(Excerpt from a dataset)
START
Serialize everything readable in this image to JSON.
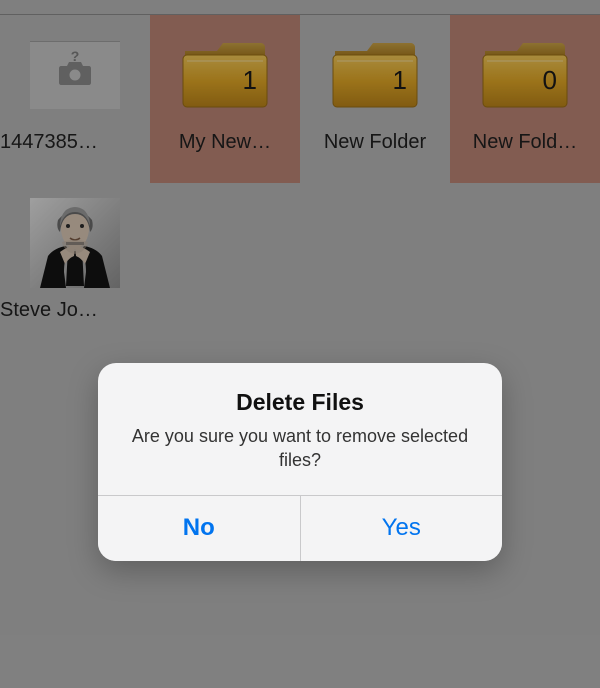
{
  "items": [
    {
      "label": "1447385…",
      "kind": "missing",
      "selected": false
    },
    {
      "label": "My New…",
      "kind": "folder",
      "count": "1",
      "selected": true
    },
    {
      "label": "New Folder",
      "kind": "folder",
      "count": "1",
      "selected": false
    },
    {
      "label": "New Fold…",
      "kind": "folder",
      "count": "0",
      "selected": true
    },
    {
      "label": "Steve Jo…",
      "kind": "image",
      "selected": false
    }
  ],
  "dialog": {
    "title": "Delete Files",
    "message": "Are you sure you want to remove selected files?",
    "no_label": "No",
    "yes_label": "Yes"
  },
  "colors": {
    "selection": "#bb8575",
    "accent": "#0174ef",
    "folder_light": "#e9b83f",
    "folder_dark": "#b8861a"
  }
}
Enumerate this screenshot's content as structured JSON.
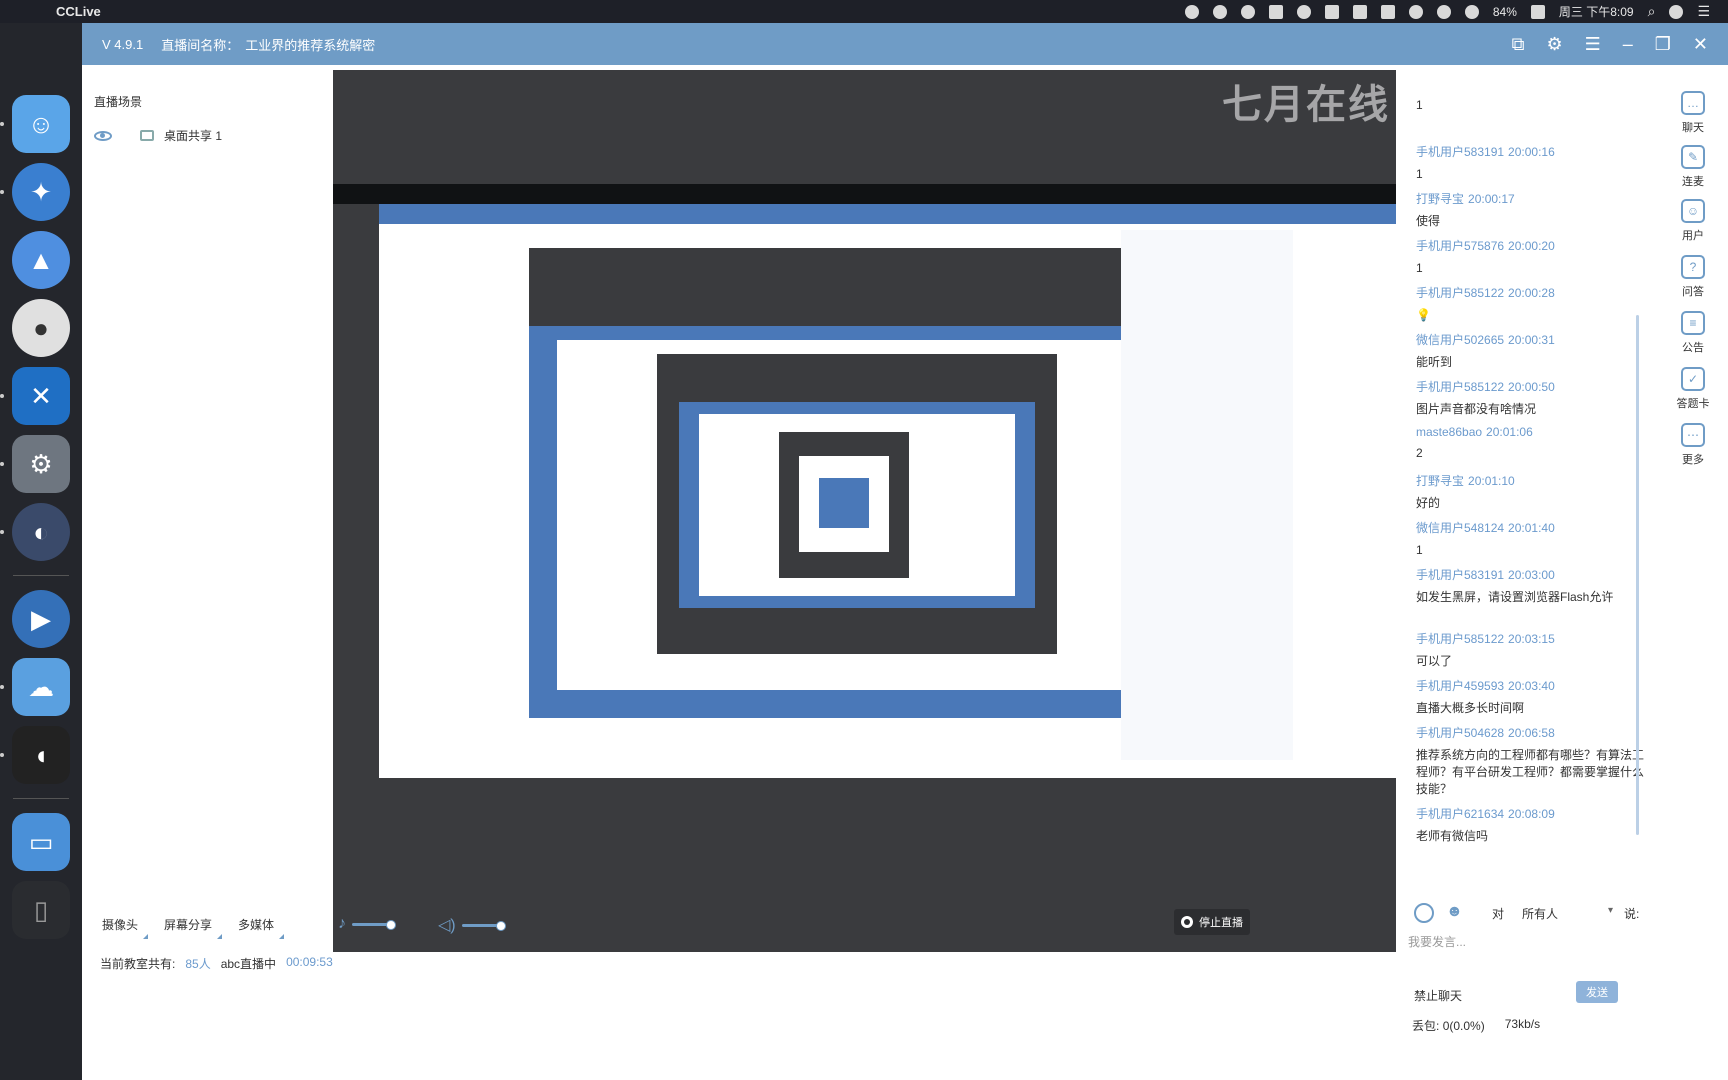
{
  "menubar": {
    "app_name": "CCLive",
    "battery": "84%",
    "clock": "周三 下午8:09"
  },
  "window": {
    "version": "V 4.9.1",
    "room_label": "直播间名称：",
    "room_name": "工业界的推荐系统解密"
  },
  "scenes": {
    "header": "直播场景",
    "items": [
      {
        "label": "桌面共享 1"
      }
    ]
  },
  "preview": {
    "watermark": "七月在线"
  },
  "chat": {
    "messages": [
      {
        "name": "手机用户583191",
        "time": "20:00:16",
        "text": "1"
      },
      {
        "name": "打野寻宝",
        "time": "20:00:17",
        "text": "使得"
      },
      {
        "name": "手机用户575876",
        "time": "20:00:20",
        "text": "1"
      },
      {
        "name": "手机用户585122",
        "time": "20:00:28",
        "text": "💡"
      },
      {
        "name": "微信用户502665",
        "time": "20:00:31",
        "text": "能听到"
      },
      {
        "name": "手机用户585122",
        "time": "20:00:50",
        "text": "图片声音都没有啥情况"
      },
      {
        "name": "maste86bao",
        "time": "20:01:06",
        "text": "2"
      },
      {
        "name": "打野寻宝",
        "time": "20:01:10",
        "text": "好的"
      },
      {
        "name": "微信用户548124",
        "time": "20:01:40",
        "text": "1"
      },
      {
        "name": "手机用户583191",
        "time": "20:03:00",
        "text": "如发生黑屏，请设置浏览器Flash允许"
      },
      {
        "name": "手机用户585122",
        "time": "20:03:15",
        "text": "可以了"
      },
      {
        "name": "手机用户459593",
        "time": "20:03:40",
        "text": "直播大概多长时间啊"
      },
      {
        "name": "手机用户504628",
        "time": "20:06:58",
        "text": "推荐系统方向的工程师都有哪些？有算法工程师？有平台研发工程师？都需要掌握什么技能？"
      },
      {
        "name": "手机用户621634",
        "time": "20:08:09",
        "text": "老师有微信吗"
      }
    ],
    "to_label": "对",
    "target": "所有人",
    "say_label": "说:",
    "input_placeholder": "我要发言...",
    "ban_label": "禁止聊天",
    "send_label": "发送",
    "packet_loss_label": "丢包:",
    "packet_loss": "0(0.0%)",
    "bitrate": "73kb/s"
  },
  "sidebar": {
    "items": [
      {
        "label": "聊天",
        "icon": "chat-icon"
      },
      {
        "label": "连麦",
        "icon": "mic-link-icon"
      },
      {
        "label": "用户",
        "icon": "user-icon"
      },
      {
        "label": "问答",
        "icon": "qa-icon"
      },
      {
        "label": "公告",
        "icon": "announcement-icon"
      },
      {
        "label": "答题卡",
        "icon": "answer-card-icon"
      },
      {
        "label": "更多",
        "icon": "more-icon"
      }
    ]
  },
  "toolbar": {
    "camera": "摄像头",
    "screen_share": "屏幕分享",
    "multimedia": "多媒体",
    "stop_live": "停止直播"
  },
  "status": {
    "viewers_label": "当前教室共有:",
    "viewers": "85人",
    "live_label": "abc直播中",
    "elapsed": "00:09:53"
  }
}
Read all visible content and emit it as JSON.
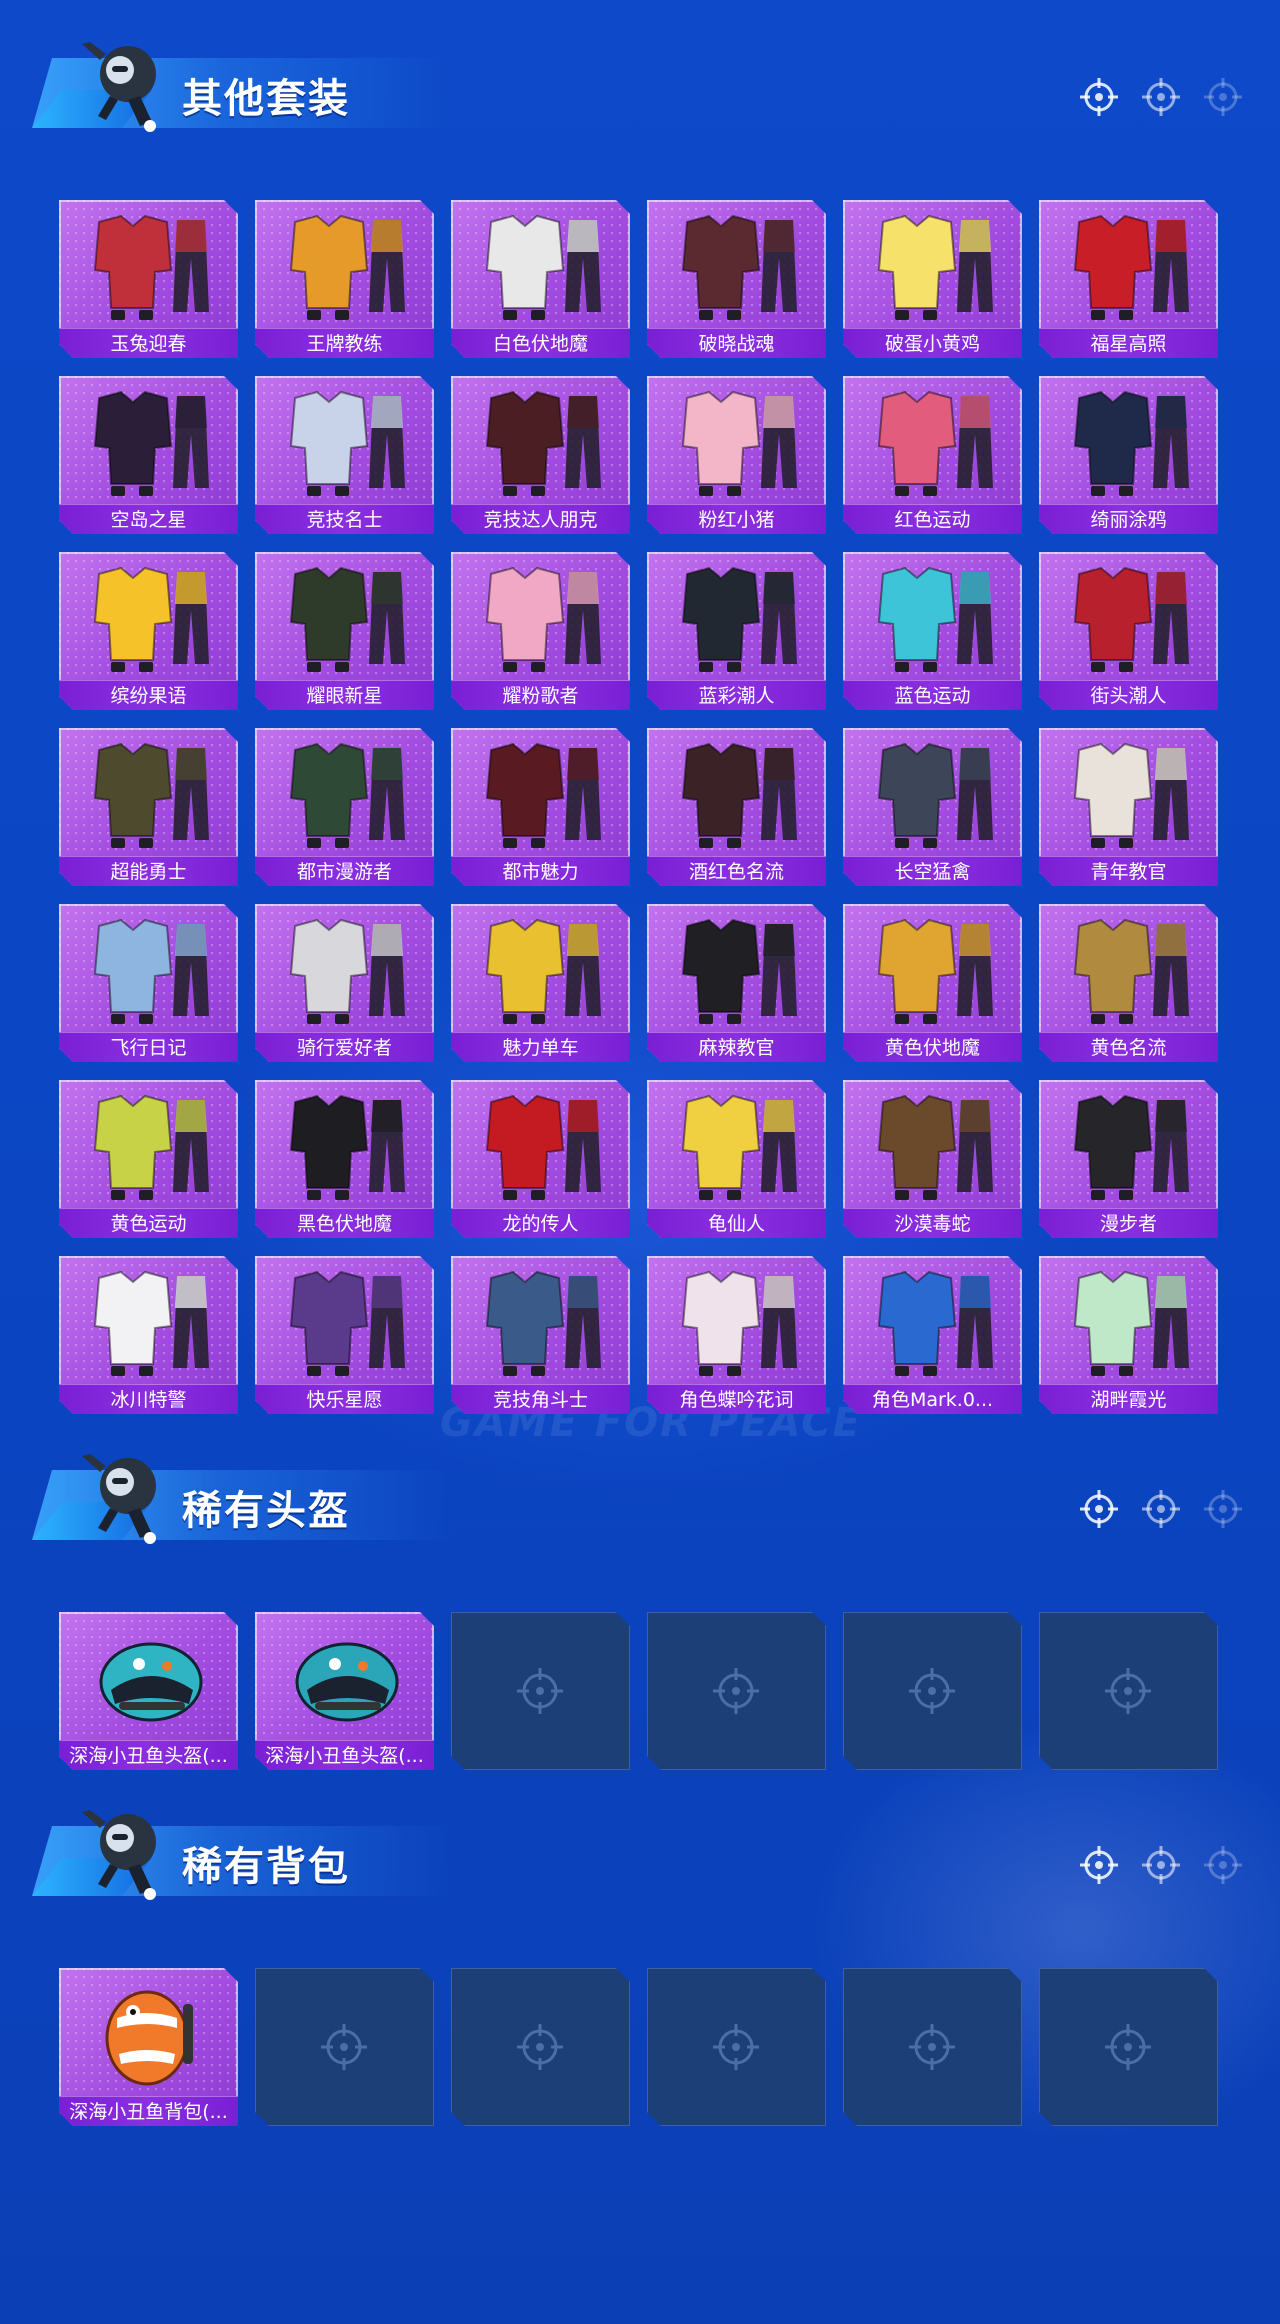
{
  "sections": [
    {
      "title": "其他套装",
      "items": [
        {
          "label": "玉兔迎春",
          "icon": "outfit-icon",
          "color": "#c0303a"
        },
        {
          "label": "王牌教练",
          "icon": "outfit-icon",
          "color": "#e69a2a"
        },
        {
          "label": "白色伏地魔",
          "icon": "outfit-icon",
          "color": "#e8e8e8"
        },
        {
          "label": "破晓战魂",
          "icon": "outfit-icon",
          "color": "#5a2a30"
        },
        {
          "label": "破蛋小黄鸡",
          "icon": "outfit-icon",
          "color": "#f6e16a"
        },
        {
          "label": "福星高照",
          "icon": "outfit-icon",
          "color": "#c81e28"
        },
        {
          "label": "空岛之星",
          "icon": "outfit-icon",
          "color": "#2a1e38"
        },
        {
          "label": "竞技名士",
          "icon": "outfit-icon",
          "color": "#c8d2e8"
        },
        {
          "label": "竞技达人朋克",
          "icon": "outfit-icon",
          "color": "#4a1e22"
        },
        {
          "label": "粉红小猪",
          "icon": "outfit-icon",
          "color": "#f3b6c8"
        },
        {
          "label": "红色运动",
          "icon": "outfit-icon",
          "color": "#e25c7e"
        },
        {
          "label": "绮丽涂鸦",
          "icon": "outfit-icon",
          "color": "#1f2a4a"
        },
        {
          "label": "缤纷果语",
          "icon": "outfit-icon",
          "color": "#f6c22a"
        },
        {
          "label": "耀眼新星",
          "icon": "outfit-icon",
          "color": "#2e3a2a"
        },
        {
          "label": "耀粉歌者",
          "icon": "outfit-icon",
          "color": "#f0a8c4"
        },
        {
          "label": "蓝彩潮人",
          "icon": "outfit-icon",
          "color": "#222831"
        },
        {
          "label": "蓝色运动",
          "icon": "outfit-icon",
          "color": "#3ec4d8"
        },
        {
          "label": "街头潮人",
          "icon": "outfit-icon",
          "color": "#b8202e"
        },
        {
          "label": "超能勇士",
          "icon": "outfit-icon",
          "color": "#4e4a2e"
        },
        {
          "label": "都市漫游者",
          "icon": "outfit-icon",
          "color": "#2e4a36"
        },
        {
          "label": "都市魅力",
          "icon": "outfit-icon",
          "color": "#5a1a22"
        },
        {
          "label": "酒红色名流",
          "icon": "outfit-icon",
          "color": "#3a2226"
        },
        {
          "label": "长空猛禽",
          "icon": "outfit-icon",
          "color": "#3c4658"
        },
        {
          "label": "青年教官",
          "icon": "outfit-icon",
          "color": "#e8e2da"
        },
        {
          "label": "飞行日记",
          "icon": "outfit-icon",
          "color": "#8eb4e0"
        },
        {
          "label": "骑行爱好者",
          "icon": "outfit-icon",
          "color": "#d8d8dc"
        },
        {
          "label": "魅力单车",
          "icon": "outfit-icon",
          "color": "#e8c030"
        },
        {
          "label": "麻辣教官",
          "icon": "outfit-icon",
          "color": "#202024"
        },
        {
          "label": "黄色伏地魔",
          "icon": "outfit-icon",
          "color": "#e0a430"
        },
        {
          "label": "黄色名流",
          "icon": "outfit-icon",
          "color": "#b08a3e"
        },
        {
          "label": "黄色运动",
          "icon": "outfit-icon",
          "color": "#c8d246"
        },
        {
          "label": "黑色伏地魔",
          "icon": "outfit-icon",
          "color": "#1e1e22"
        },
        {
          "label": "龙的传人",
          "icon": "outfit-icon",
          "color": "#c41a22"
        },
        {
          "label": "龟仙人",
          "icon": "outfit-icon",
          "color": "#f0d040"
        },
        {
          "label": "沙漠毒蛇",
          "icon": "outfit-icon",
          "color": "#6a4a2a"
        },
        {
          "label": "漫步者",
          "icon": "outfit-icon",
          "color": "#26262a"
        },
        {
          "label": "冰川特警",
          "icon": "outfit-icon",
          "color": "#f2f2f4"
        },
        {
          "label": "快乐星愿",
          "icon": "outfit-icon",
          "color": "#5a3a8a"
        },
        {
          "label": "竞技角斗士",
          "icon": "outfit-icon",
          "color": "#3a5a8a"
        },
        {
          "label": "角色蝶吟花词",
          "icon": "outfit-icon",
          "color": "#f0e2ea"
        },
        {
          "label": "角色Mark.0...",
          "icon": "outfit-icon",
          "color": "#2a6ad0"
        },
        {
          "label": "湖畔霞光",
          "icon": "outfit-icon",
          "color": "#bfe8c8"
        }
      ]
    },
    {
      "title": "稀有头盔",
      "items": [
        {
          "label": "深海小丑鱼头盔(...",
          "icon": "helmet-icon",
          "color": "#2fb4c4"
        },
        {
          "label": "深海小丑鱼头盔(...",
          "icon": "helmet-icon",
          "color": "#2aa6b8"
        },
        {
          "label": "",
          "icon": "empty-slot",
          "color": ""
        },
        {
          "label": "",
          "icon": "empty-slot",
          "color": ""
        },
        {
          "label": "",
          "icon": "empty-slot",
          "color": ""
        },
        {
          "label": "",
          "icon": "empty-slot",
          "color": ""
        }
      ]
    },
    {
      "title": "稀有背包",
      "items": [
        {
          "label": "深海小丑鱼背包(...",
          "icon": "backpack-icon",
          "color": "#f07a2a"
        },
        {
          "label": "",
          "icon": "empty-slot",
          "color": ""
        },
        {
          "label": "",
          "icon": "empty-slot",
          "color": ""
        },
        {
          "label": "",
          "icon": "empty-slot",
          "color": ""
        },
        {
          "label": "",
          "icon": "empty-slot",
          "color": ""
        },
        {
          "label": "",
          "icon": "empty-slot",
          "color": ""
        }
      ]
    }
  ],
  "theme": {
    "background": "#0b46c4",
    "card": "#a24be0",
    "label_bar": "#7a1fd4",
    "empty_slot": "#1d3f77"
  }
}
END
• _Work to be completed_
The word "content" may appear on some lines. Report how many lines hold it, giving the number alone.

• _Finished exercise_
2